Requirements »
Search the listing below for the word "name" and copy each line that holds it.

"""

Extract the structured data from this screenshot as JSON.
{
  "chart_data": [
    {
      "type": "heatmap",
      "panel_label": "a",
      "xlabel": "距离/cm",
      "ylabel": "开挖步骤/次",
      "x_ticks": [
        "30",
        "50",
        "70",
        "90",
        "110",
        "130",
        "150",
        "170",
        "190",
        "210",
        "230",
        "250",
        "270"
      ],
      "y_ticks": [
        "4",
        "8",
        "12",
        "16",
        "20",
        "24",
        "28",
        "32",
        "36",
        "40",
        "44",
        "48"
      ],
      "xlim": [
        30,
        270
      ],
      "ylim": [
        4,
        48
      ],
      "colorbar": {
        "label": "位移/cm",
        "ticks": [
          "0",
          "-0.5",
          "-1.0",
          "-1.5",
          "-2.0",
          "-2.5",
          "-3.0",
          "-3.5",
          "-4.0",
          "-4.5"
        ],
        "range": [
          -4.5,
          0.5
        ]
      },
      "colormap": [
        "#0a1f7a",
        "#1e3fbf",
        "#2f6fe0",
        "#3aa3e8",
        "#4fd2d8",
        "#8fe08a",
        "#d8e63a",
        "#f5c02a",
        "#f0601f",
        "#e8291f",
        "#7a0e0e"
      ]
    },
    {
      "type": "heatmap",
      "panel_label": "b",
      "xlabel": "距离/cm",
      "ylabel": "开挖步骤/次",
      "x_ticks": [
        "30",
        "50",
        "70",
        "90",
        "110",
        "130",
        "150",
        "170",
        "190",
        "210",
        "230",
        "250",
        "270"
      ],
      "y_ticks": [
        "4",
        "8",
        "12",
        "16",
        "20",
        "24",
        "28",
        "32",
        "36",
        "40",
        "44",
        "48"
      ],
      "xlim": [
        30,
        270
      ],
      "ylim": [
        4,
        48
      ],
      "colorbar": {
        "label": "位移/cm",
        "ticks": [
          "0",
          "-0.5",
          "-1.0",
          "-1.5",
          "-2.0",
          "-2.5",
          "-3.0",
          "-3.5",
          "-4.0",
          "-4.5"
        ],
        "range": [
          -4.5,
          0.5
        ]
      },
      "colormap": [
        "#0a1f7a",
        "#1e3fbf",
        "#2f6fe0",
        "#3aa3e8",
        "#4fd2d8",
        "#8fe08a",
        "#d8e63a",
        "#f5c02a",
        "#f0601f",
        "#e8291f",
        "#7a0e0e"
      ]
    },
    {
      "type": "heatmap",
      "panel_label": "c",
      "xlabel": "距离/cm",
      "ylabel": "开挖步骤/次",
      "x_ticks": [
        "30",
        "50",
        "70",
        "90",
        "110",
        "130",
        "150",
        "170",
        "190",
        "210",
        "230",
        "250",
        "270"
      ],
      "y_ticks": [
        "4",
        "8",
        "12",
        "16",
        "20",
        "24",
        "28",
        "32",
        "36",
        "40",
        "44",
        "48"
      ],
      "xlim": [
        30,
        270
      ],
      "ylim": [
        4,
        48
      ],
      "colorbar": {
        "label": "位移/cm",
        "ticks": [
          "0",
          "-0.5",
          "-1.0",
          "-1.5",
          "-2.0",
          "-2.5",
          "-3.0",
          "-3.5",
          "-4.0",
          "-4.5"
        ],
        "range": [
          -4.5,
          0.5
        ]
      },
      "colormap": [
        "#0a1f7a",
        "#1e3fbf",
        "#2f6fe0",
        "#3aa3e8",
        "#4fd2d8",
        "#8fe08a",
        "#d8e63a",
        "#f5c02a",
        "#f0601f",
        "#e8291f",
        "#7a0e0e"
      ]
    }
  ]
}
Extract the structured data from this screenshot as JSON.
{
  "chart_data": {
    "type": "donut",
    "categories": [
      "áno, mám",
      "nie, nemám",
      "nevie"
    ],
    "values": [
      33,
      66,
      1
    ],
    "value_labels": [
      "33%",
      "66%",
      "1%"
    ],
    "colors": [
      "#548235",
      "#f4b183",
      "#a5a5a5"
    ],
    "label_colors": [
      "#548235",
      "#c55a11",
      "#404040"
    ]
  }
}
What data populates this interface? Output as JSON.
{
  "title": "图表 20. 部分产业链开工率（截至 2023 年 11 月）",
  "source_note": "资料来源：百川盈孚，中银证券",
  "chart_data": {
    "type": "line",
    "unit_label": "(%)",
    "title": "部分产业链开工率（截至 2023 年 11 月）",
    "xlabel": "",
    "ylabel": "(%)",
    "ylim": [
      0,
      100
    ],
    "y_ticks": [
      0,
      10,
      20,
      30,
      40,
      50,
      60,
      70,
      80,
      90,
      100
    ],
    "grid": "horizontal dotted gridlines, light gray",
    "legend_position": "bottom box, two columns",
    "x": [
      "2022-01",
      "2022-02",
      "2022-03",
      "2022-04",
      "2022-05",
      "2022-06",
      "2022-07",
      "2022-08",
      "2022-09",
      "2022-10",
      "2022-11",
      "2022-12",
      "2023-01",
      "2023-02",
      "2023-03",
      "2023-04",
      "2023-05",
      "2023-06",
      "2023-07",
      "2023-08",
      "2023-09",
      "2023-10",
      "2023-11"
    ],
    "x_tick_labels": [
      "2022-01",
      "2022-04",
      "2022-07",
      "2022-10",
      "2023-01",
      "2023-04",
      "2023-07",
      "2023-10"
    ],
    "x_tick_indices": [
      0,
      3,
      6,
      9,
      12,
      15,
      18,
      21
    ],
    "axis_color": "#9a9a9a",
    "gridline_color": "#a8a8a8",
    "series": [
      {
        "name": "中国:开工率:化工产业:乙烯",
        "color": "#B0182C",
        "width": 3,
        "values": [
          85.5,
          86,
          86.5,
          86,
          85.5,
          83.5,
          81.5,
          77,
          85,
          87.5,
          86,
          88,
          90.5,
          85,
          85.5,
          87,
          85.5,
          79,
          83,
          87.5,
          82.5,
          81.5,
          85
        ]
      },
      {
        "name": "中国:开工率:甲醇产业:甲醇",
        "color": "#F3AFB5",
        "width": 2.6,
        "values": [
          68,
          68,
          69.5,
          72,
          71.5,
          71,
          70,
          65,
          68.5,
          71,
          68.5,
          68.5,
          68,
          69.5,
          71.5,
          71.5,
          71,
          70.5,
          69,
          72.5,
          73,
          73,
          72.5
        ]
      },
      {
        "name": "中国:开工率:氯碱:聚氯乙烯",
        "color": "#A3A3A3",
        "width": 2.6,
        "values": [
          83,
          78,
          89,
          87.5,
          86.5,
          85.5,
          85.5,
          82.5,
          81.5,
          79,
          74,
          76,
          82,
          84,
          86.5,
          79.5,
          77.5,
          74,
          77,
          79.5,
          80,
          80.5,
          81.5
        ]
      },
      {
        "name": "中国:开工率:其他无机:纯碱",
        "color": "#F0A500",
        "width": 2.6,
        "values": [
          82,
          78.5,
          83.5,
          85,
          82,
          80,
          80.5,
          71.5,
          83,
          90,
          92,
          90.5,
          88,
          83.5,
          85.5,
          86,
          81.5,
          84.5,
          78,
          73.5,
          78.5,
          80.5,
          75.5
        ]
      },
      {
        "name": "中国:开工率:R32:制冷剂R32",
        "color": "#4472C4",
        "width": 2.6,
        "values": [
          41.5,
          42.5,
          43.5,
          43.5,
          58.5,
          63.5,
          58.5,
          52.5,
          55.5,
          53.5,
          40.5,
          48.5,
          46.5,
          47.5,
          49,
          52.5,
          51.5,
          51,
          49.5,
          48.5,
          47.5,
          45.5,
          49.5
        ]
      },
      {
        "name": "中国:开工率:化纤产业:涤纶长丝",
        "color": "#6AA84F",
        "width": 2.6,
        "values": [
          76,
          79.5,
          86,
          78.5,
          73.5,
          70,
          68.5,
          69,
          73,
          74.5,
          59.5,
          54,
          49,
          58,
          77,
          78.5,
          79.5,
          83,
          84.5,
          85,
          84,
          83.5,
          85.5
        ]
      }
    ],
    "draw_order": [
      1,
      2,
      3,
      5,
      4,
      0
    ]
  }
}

"""

Answer to the problem »
        "name": "中国:开工率:化工产业:乙烯",
        "name": "中国:开工率:甲醇产业:甲醇",
        "name": "中国:开工率:氯碱:聚氯乙烯",
        "name": "中国:开工率:其他无机:纯碱",
        "name": "中国:开工率:R32:制冷剂R32",
        "name": "中国:开工率:化纤产业:涤纶长丝",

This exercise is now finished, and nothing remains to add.